Entries from a dataset
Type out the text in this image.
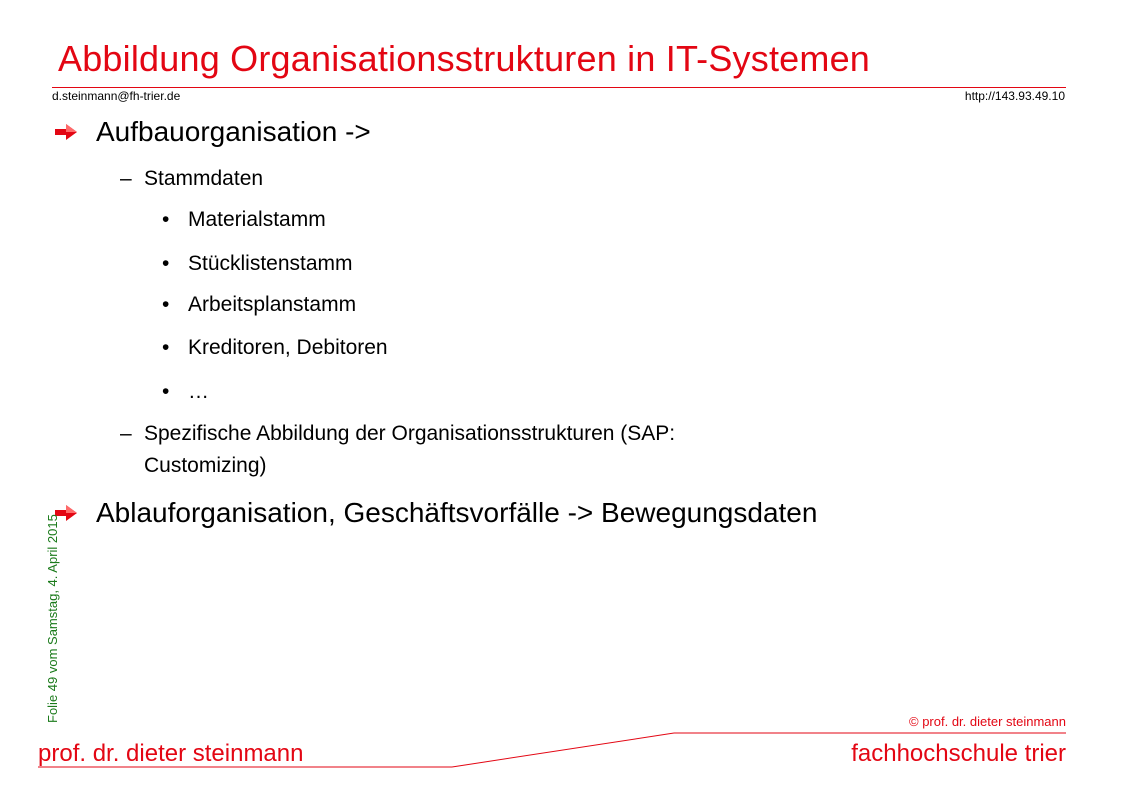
Abbildung Organisationsstrukturen in IT-Systemen
d.steinmann@fh-trier.de	http://143.93.49.10
Aufbauorganisation ->
– Stammdaten
• Materialstamm
• Stücklistenstamm
• Arbeitsplanstamm
• Kreditoren, Debitoren
• …
– Spezifische Abbildung der Organisationsstrukturen (SAP:
Customizing)
Ablauforganisation, Geschäftsvorfälle -> Bewegungsdaten
Folie 49 vom Samstag, 4. April 2015	© prof. dr. dieter steinmann
prof. dr. dieter steinmann	fachhochschule trier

Exercise aim
In the entries above, identify each line that includes the string "Organisationsstrukturen", then copy it.

Response below
Abbildung Organisationsstrukturen in IT-Systemen
– Spezifische Abbildung der Organisationsstrukturen (SAP:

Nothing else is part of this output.